→ WORK TO BE COMPLETED:
Repeat the records exactly. Every line must match.

→ STORED RECORDS:
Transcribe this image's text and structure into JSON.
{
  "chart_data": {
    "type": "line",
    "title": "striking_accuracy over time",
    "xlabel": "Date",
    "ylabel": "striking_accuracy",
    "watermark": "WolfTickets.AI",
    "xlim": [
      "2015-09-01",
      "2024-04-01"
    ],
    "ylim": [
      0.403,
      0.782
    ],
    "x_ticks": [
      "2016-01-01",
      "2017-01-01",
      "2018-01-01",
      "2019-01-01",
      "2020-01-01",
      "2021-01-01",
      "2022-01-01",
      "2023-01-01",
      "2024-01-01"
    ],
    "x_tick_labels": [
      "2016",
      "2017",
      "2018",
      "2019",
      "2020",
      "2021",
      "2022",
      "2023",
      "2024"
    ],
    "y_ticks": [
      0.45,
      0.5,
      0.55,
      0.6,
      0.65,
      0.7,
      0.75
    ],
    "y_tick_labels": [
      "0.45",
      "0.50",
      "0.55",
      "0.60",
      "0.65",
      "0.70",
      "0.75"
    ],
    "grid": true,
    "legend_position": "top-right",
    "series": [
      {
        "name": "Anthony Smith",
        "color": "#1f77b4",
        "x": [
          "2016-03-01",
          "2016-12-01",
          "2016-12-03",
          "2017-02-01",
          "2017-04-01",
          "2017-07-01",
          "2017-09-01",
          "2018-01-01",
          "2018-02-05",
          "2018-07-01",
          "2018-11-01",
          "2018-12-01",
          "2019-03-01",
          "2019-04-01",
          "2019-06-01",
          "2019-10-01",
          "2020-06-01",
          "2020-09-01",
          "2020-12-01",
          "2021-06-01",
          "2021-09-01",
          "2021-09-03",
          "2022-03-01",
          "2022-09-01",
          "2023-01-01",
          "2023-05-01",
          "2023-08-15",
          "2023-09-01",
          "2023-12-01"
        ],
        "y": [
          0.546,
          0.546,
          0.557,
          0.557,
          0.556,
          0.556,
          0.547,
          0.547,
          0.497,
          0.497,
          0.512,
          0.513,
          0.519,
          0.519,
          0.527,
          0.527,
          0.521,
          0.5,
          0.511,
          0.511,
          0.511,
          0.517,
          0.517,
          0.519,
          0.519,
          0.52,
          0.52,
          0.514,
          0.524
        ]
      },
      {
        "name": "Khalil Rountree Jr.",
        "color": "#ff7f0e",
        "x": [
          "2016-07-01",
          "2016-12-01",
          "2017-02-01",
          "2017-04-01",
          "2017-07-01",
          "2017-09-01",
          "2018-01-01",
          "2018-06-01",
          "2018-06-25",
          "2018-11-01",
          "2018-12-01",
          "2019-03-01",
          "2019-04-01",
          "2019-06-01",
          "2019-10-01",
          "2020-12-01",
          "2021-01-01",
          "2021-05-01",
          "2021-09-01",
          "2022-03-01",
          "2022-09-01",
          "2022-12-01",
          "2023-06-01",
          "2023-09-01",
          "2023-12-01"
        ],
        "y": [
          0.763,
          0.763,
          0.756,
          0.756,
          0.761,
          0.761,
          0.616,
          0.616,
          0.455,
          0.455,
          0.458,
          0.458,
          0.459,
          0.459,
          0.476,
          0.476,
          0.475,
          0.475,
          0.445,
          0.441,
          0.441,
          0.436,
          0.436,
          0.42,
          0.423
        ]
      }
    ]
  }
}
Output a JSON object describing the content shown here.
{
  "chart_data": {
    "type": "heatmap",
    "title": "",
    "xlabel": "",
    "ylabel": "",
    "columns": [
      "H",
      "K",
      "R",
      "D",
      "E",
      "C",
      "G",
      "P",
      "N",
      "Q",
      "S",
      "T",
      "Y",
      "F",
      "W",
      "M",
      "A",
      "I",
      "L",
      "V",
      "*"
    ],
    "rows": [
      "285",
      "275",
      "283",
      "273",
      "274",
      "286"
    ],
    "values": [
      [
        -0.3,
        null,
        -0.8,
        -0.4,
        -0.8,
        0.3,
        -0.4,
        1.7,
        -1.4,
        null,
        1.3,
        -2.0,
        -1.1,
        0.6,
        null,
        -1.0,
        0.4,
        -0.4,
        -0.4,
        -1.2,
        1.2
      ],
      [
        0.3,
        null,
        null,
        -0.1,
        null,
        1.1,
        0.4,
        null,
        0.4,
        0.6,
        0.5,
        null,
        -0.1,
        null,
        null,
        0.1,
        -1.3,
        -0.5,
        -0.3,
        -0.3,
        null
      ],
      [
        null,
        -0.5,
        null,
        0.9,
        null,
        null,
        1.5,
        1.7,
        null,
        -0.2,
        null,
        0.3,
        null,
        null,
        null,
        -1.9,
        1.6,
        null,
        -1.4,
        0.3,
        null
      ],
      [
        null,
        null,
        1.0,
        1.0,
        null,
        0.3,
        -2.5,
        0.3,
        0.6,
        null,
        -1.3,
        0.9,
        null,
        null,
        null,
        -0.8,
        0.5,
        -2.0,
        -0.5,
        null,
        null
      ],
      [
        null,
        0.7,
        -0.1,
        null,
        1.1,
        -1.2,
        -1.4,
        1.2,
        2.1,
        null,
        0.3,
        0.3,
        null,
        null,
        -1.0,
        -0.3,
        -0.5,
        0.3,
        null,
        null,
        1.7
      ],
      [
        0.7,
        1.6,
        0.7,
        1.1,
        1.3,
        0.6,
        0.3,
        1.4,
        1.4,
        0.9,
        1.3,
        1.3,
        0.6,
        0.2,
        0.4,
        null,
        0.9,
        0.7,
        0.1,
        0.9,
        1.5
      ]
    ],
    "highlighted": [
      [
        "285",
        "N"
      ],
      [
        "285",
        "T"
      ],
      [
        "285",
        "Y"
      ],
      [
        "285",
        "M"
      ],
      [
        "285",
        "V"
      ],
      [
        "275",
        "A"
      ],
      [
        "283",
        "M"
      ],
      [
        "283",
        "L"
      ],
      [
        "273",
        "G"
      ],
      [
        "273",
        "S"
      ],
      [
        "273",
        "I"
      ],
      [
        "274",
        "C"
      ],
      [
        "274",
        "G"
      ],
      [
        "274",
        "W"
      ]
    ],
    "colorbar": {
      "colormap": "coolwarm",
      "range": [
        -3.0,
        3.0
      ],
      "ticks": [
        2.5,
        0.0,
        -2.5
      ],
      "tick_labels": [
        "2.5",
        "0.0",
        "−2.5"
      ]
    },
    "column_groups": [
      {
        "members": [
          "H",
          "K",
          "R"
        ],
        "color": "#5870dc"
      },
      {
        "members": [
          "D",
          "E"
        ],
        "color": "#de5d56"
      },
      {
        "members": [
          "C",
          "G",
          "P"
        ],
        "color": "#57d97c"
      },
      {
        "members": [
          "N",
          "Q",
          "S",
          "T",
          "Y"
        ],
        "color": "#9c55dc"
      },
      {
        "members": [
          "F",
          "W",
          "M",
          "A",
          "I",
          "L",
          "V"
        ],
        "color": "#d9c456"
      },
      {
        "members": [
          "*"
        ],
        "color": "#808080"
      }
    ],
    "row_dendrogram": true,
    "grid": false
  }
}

→ FINISHED EXERCISE:
Transcribe this image's text and structure into JSON.
{
  "chart_data": {
    "type": "line",
    "title": "striking_accuracy over time",
    "xlabel": "Date",
    "ylabel": "striking_accuracy",
    "watermark": "WolfTickets.AI",
    "xlim": [
      "2015-09-01",
      "2024-04-01"
    ],
    "ylim": [
      0.403,
      0.782
    ],
    "x_ticks": [
      "2016-01-01",
      "2017-01-01",
      "2018-01-01",
      "2019-01-01",
      "2020-01-01",
      "2021-01-01",
      "2022-01-01",
      "2023-01-01",
      "2024-01-01"
    ],
    "x_tick_labels": [
      "2016",
      "2017",
      "2018",
      "2019",
      "2020",
      "2021",
      "2022",
      "2023",
      "2024"
    ],
    "y_ticks": [
      0.45,
      0.5,
      0.55,
      0.6,
      0.65,
      0.7,
      0.75
    ],
    "y_tick_labels": [
      "0.45",
      "0.50",
      "0.55",
      "0.60",
      "0.65",
      "0.70",
      "0.75"
    ],
    "grid": true,
    "legend_position": "top-right",
    "series": [
      {
        "name": "Anthony Smith",
        "color": "#1f77b4",
        "x": [
          "2016-03-01",
          "2016-12-01",
          "2016-12-03",
          "2017-02-01",
          "2017-04-01",
          "2017-07-01",
          "2017-09-01",
          "2018-01-01",
          "2018-02-05",
          "2018-07-01",
          "2018-11-01",
          "2018-12-01",
          "2019-03-01",
          "2019-04-01",
          "2019-06-01",
          "2019-10-01",
          "2020-06-01",
          "2020-09-01",
          "2020-12-01",
          "2021-06-01",
          "2021-09-01",
          "2021-09-03",
          "2022-03-01",
          "2022-09-01",
          "2023-01-01",
          "2023-05-01",
          "2023-08-15",
          "2023-09-01",
          "2023-12-01"
        ],
        "y": [
          0.546,
          0.546,
          0.557,
          0.557,
          0.556,
          0.556,
          0.547,
          0.547,
          0.497,
          0.497,
          0.512,
          0.513,
          0.519,
          0.519,
          0.527,
          0.527,
          0.521,
          0.5,
          0.511,
          0.511,
          0.511,
          0.517,
          0.517,
          0.519,
          0.519,
          0.52,
          0.52,
          0.514,
          0.524
        ]
      },
      {
        "name": "Khalil Rountree Jr.",
        "color": "#ff7f0e",
        "x": [
          "2016-07-01",
          "2016-12-01",
          "2017-02-01",
          "2017-04-01",
          "2017-07-01",
          "2017-09-01",
          "2018-01-01",
          "2018-06-01",
          "2018-06-25",
          "2018-11-01",
          "2018-12-01",
          "2019-03-01",
          "2019-04-01",
          "2019-06-01",
          "2019-10-01",
          "2020-12-01",
          "2021-01-01",
          "2021-05-01",
          "2021-09-01",
          "2022-03-01",
          "2022-09-01",
          "2022-12-01",
          "2023-06-01",
          "2023-09-01",
          "2023-12-01"
        ],
        "y": [
          0.763,
          0.763,
          0.756,
          0.756,
          0.761,
          0.761,
          0.616,
          0.616,
          0.455,
          0.455,
          0.458,
          0.458,
          0.459,
          0.459,
          0.476,
          0.476,
          0.475,
          0.475,
          0.445,
          0.441,
          0.441,
          0.436,
          0.436,
          0.42,
          0.423
        ]
      }
    ]
  }
}
Output a JSON object describing the content shown here.
{
  "chart_data": {
    "type": "heatmap",
    "title": "",
    "xlabel": "",
    "ylabel": "",
    "columns": [
      "H",
      "K",
      "R",
      "D",
      "E",
      "C",
      "G",
      "P",
      "N",
      "Q",
      "S",
      "T",
      "Y",
      "F",
      "W",
      "M",
      "A",
      "I",
      "L",
      "V",
      "*"
    ],
    "rows": [
      "285",
      "275",
      "283",
      "273",
      "274",
      "286"
    ],
    "values": [
      [
        -0.3,
        null,
        -0.8,
        -0.4,
        -0.8,
        0.3,
        -0.4,
        1.7,
        -1.4,
        null,
        1.3,
        -2.0,
        -1.1,
        0.6,
        null,
        -1.0,
        0.4,
        -0.4,
        -0.4,
        -1.2,
        1.2
      ],
      [
        0.3,
        null,
        null,
        -0.1,
        null,
        1.1,
        0.4,
        null,
        0.4,
        0.6,
        0.5,
        null,
        -0.1,
        null,
        null,
        0.1,
        -1.3,
        -0.5,
        -0.3,
        -0.3,
        null
      ],
      [
        null,
        -0.5,
        null,
        0.9,
        null,
        null,
        1.5,
        1.7,
        null,
        -0.2,
        null,
        0.3,
        null,
        null,
        null,
        -1.9,
        1.6,
        null,
        -1.4,
        0.3,
        null
      ],
      [
        null,
        null,
        1.0,
        1.0,
        null,
        0.3,
        -2.5,
        0.3,
        0.6,
        null,
        -1.3,
        0.9,
        null,
        null,
        null,
        -0.8,
        0.5,
        -2.0,
        -0.5,
        null,
        null
      ],
      [
        null,
        0.7,
        -0.1,
        null,
        1.1,
        -1.2,
        -1.4,
        1.2,
        2.1,
        null,
        0.3,
        0.3,
        null,
        null,
        -1.0,
        -0.3,
        -0.5,
        0.3,
        null,
        null,
        1.7
      ],
      [
        0.7,
        1.6,
        0.7,
        1.1,
        1.3,
        0.6,
        0.3,
        1.4,
        1.4,
        0.9,
        1.3,
        1.3,
        0.6,
        0.2,
        0.4,
        null,
        0.9,
        0.7,
        0.1,
        0.9,
        1.5
      ]
    ],
    "highlighted": [
      [
        "285",
        "N"
      ],
      [
        "285",
        "T"
      ],
      [
        "285",
        "Y"
      ],
      [
        "285",
        "M"
      ],
      [
        "285",
        "V"
      ],
      [
        "275",
        "A"
      ],
      [
        "283",
        "M"
      ],
      [
        "283",
        "L"
      ],
      [
        "273",
        "G"
      ],
      [
        "273",
        "S"
      ],
      [
        "273",
        "I"
      ],
      [
        "274",
        "C"
      ],
      [
        "274",
        "G"
      ],
      [
        "274",
        "W"
      ]
    ],
    "colorbar": {
      "colormap": "coolwarm",
      "range": [
        -3.0,
        3.0
      ],
      "ticks": [
        2.5,
        0.0,
        -2.5
      ],
      "tick_labels": [
        "2.5",
        "0.0",
        "−2.5"
      ]
    },
    "column_groups": [
      {
        "members": [
          "H",
          "K",
          "R"
        ],
        "color": "#5870dc"
      },
      {
        "members": [
          "D",
          "E"
        ],
        "color": "#de5d56"
      },
      {
        "members": [
          "C",
          "G",
          "P"
        ],
        "color": "#57d97c"
      },
      {
        "members": [
          "N",
          "Q",
          "S",
          "T",
          "Y"
        ],
        "color": "#9c55dc"
      },
      {
        "members": [
          "F",
          "W",
          "M",
          "A",
          "I",
          "L",
          "V"
        ],
        "color": "#d9c456"
      },
      {
        "members": [
          "*"
        ],
        "color": "#808080"
      }
    ],
    "row_dendrogram": true,
    "grid": false
  }
}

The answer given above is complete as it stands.